#### Problem to work on:
Go through the listing and copy each line with the string "Etats".

═════ Record set ═════

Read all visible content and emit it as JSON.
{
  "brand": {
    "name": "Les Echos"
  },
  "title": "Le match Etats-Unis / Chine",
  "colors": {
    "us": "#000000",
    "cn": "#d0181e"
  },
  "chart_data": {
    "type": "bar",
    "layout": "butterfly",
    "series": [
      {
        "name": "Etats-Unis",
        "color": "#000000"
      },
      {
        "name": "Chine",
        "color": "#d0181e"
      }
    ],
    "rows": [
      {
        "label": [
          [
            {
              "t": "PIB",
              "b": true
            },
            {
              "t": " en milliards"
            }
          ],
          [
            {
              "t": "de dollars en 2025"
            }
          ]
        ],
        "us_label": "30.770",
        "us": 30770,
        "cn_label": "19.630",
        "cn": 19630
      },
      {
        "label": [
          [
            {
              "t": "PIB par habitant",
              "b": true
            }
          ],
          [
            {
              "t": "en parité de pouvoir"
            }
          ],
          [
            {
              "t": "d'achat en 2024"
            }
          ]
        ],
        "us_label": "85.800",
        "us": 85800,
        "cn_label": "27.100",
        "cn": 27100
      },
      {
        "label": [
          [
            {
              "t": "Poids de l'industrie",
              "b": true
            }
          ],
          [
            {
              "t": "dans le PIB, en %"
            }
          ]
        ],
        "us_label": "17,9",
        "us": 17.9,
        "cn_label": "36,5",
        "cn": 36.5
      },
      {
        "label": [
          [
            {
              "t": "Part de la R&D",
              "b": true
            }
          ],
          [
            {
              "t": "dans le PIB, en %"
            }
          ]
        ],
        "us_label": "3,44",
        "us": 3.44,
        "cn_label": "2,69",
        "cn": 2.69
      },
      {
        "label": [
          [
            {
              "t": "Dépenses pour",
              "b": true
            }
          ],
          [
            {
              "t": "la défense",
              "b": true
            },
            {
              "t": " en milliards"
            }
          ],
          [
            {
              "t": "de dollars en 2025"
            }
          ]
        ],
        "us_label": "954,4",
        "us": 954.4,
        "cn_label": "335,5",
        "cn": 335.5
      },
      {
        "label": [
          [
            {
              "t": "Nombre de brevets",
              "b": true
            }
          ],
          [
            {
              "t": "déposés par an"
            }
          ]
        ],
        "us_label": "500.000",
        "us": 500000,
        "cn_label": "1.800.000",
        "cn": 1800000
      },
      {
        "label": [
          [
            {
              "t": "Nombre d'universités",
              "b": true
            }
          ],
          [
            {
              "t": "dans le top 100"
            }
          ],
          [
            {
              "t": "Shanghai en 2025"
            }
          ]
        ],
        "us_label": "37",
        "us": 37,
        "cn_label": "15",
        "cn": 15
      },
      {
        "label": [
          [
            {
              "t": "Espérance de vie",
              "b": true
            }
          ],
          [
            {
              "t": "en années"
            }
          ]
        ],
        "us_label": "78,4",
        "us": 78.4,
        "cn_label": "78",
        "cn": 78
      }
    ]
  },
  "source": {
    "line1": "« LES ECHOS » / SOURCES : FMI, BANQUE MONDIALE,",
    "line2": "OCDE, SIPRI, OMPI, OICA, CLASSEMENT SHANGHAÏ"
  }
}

═════

#### Task answer:
  "title": "Le match Etats-Unis / Chine",
        "name": "Etats-Unis",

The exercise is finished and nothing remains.